Write the data below out exactly as it stands. Do not include the pictures.

Stored records:
## BEGIN

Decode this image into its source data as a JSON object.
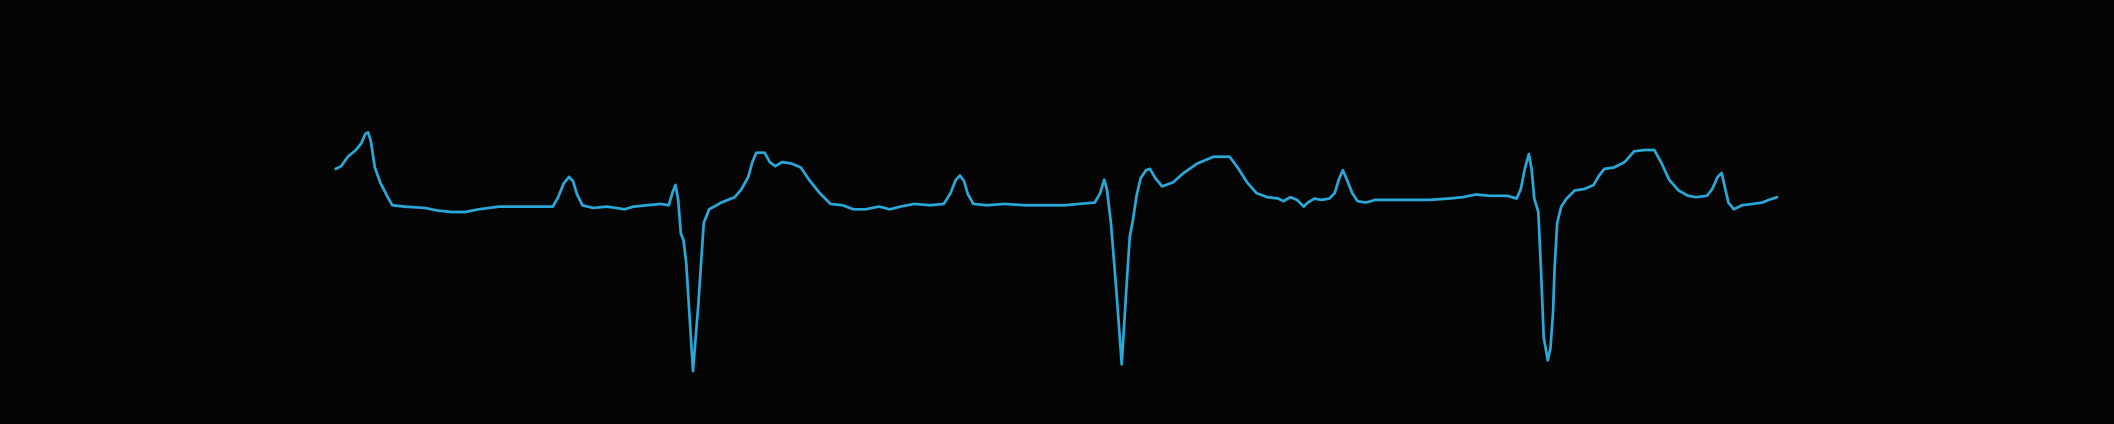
{
  "chart_data": {
    "type": "line",
    "x": [
      249,
      253,
      258,
      264,
      268,
      271,
      273,
      275,
      278,
      282,
      287,
      291,
      300,
      315,
      325,
      335,
      345,
      355,
      370,
      390,
      410,
      414,
      418,
      422,
      425,
      428,
      432,
      440,
      450,
      457,
      463,
      470,
      480,
      490,
      496,
      499,
      501,
      503,
      505,
      507,
      509,
      514,
      518,
      522,
      526,
      535,
      545,
      550,
      555,
      558,
      561,
      567,
      571,
      575,
      580,
      587,
      594,
      600,
      608,
      616,
      625,
      633,
      642,
      652,
      660,
      668,
      678,
      690,
      700,
      705,
      709,
      712,
      715,
      718,
      722,
      732,
      745,
      760,
      775,
      790,
      800,
      812,
      816,
      819,
      821,
      824,
      828,
      832,
      836,
      838,
      840,
      843,
      846,
      850,
      853,
      857,
      862,
      870,
      878,
      888,
      900,
      905,
      912,
      918,
      925,
      932,
      940,
      948,
      952,
      957,
      962,
      967,
      970,
      975,
      980,
      986,
      990,
      993,
      996,
      999,
      1003,
      1007,
      1013,
      1020,
      1030,
      1045,
      1060,
      1075,
      1085,
      1095,
      1105,
      1118,
      1125,
      1128,
      1131,
      1134,
      1136,
      1138,
      1141,
      1143,
      1145,
      1148,
      1150,
      1152,
      1153,
      1155,
      1158,
      1162,
      1168,
      1175,
      1182,
      1186,
      1190,
      1197,
      1205,
      1212,
      1220,
      1227,
      1232,
      1238,
      1245,
      1252,
      1258,
      1266,
      1270,
      1274,
      1277,
      1279,
      1282,
      1286,
      1292,
      1300,
      1307,
      1312,
      1318
    ],
    "series": [
      {
        "color": "#29a9d9",
        "values": [
          28,
          30,
          37,
          42,
          47,
          54,
          55,
          49,
          29,
          18,
          8,
          1,
          0,
          -1,
          -3,
          -4,
          -4,
          -2,
          0,
          0,
          0,
          7,
          17,
          22,
          19,
          9,
          1,
          -1,
          0,
          -1,
          -2,
          0,
          1,
          2,
          1,
          11,
          16,
          5,
          -20,
          -25,
          -42,
          -122,
          -72,
          -12,
          -2,
          3,
          7,
          13,
          22,
          33,
          40,
          40,
          33,
          30,
          33,
          32,
          29,
          20,
          10,
          2,
          1,
          -2,
          -2,
          0,
          -2,
          0,
          2,
          1,
          2,
          10,
          20,
          23,
          19,
          9,
          2,
          1,
          2,
          1,
          1,
          1,
          2,
          3,
          10,
          20,
          13,
          -12,
          -62,
          -117,
          -52,
          -22,
          -12,
          8,
          21,
          27,
          28,
          21,
          15,
          18,
          25,
          32,
          37,
          37,
          37,
          29,
          18,
          10,
          7,
          6,
          4,
          7,
          5,
          0,
          3,
          6,
          5,
          6,
          10,
          20,
          27,
          20,
          10,
          4,
          3,
          5,
          5,
          5,
          5,
          6,
          7,
          9,
          8,
          8,
          6,
          13,
          28,
          39,
          28,
          6,
          -4,
          -47,
          -97,
          -114,
          -105,
          -77,
          -47,
          -12,
          0,
          6,
          12,
          13,
          16,
          23,
          28,
          29,
          33,
          41,
          42,
          42,
          33,
          20,
          12,
          8,
          7,
          8,
          13,
          22,
          25,
          16,
          3,
          -2,
          1,
          2,
          3,
          5,
          7
        ]
      }
    ],
    "xlim": [
      0,
      1568
    ],
    "ylim": [
      -161,
      153
    ]
  }
}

## END

> **Result below**:
Decode this image into its source data as a JSON object.
{
  "chart_data": {
    "type": "line",
    "x": [
      249,
      253,
      258,
      264,
      268,
      271,
      273,
      275,
      278,
      282,
      287,
      291,
      300,
      315,
      325,
      335,
      345,
      355,
      370,
      390,
      410,
      414,
      418,
      422,
      425,
      428,
      432,
      440,
      450,
      457,
      463,
      470,
      480,
      490,
      496,
      499,
      501,
      503,
      505,
      507,
      509,
      514,
      518,
      522,
      526,
      535,
      545,
      550,
      555,
      558,
      561,
      567,
      571,
      575,
      580,
      587,
      594,
      600,
      608,
      616,
      625,
      633,
      642,
      652,
      660,
      668,
      678,
      690,
      700,
      705,
      709,
      712,
      715,
      718,
      722,
      732,
      745,
      760,
      775,
      790,
      800,
      812,
      816,
      819,
      821,
      824,
      828,
      832,
      836,
      838,
      840,
      843,
      846,
      850,
      853,
      857,
      862,
      870,
      878,
      888,
      900,
      905,
      912,
      918,
      925,
      932,
      940,
      948,
      952,
      957,
      962,
      967,
      970,
      975,
      980,
      986,
      990,
      993,
      996,
      999,
      1003,
      1007,
      1013,
      1020,
      1030,
      1045,
      1060,
      1075,
      1085,
      1095,
      1105,
      1118,
      1125,
      1128,
      1131,
      1134,
      1136,
      1138,
      1141,
      1143,
      1145,
      1148,
      1150,
      1152,
      1153,
      1155,
      1158,
      1162,
      1168,
      1175,
      1182,
      1186,
      1190,
      1197,
      1205,
      1212,
      1220,
      1227,
      1232,
      1238,
      1245,
      1252,
      1258,
      1266,
      1270,
      1274,
      1277,
      1279,
      1282,
      1286,
      1292,
      1300,
      1307,
      1312,
      1318
    ],
    "series": [
      {
        "color": "#29a9d9",
        "values": [
          28,
          30,
          37,
          42,
          47,
          54,
          55,
          49,
          29,
          18,
          8,
          1,
          0,
          -1,
          -3,
          -4,
          -4,
          -2,
          0,
          0,
          0,
          7,
          17,
          22,
          19,
          9,
          1,
          -1,
          0,
          -1,
          -2,
          0,
          1,
          2,
          1,
          11,
          16,
          5,
          -20,
          -25,
          -42,
          -122,
          -72,
          -12,
          -2,
          3,
          7,
          13,
          22,
          33,
          40,
          40,
          33,
          30,
          33,
          32,
          29,
          20,
          10,
          2,
          1,
          -2,
          -2,
          0,
          -2,
          0,
          2,
          1,
          2,
          10,
          20,
          23,
          19,
          9,
          2,
          1,
          2,
          1,
          1,
          1,
          2,
          3,
          10,
          20,
          13,
          -12,
          -62,
          -117,
          -52,
          -22,
          -12,
          8,
          21,
          27,
          28,
          21,
          15,
          18,
          25,
          32,
          37,
          37,
          37,
          29,
          18,
          10,
          7,
          6,
          4,
          7,
          5,
          0,
          3,
          6,
          5,
          6,
          10,
          20,
          27,
          20,
          10,
          4,
          3,
          5,
          5,
          5,
          5,
          6,
          7,
          9,
          8,
          8,
          6,
          13,
          28,
          39,
          28,
          6,
          -4,
          -47,
          -97,
          -114,
          -105,
          -77,
          -47,
          -12,
          0,
          6,
          12,
          13,
          16,
          23,
          28,
          29,
          33,
          41,
          42,
          42,
          33,
          20,
          12,
          8,
          7,
          8,
          13,
          22,
          25,
          16,
          3,
          -2,
          1,
          2,
          3,
          5,
          7
        ]
      }
    ],
    "xlim": [
      0,
      1568
    ],
    "ylim": [
      -161,
      153
    ]
  }
}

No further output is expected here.